Rows.
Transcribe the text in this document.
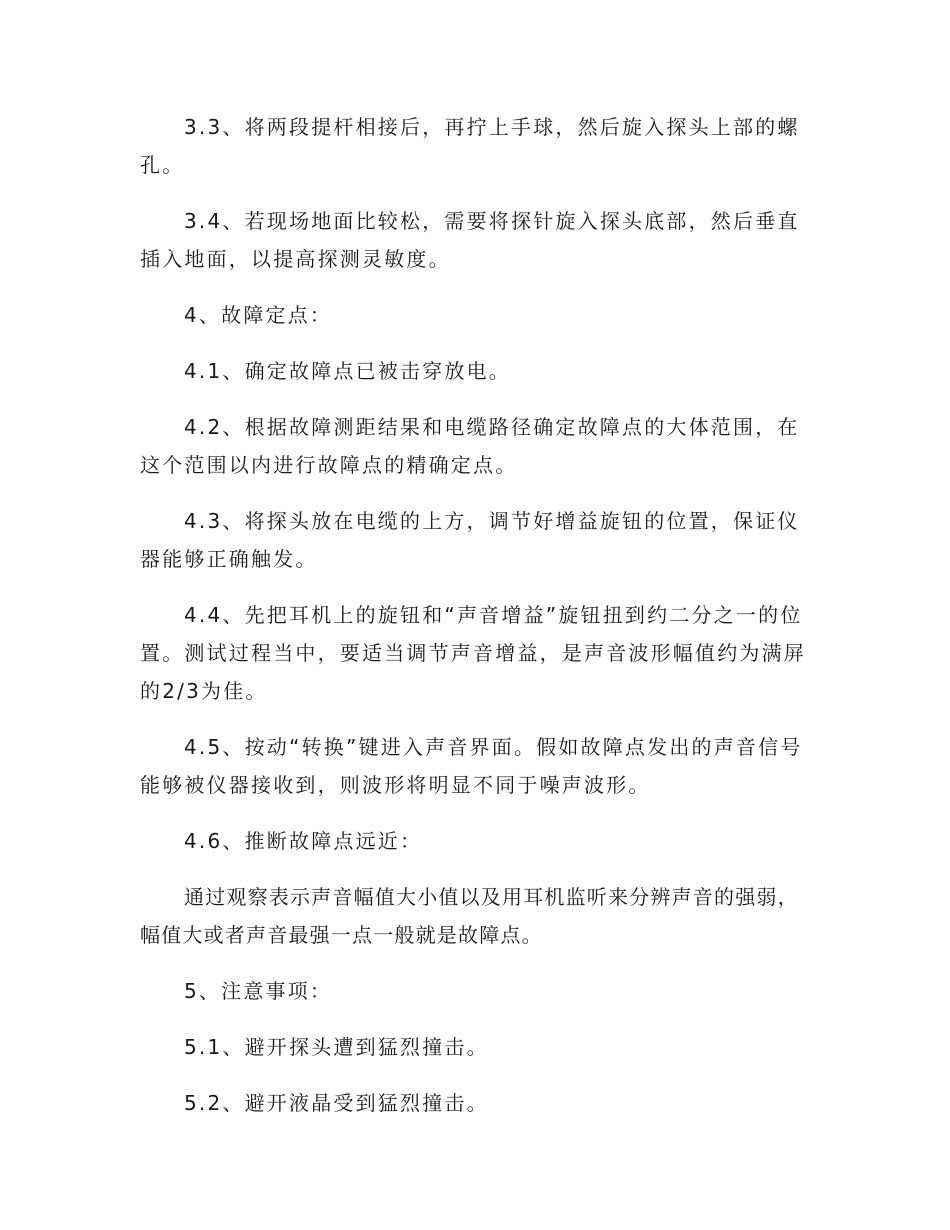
3.3、将两段提杆相接后，再拧上手球，然后旋入探头上部的螺孔。

3.4、若现场地面比较松，需要将探针旋入探头底部，然后垂直插入地面，以提高探测灵敏度。

4、故障定点：

4.1、确定故障点已被击穿放电。

4.2、根据故障测距结果和电缆路径确定故障点的大体范围，在这个范围以内进行故障点的精确定点。

4.3、将探头放在电缆的上方，调节好增益旋钮的位置，保证仪器能够正确触发。

4.4、先把耳机上的旋钮和“声音增益”旋钮扭到约二分之一的位置。测试过程当中，要适当调节声音增益，是声音波形幅值约为满屏的2/3为佳。

4.5、按动“转换”键进入声音界面。假如故障点发出的声音信号能够被仪器接收到，则波形将明显不同于噪声波形。

4.6、推断故障点远近：

通过观察表示声音幅值大小值以及用耳机监听来分辨声音的强弱，幅值大或者声音最强一点一般就是故障点。

5、注意事项：

5.1、避开探头遭到猛烈撞击。

5.2、避开液晶受到猛烈撞击。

What needs to be done. Write out every entry again word for word, without any of the pictures.

Worked solution.
Transcribe the text in this document.
3.3、将两段提杆相接后，再拧上手球，然后旋入探头上部的螺孔。

3.4、若现场地面比较松，需要将探针旋入探头底部，然后垂直插入地面，以提高探测灵敏度。

4、故障定点：

4.1、确定故障点已被击穿放电。

4.2、根据故障测距结果和电缆路径确定故障点的大体范围，在这个范围以内进行故障点的精确定点。

4.3、将探头放在电缆的上方，调节好增益旋钮的位置，保证仪器能够正确触发。

4.4、先把耳机上的旋钮和“声音增益”旋钮扭到约二分之一的位置。测试过程当中，要适当调节声音增益，是声音波形幅值约为满屏的2/3为佳。

4.5、按动“转换”键进入声音界面。假如故障点发出的声音信号能够被仪器接收到，则波形将明显不同于噪声波形。

4.6、推断故障点远近：

通过观察表示声音幅值大小值以及用耳机监听来分辨声音的强弱，幅值大或者声音最强一点一般就是故障点。

5、注意事项：

5.1、避开探头遭到猛烈撞击。

5.2、避开液晶受到猛烈撞击。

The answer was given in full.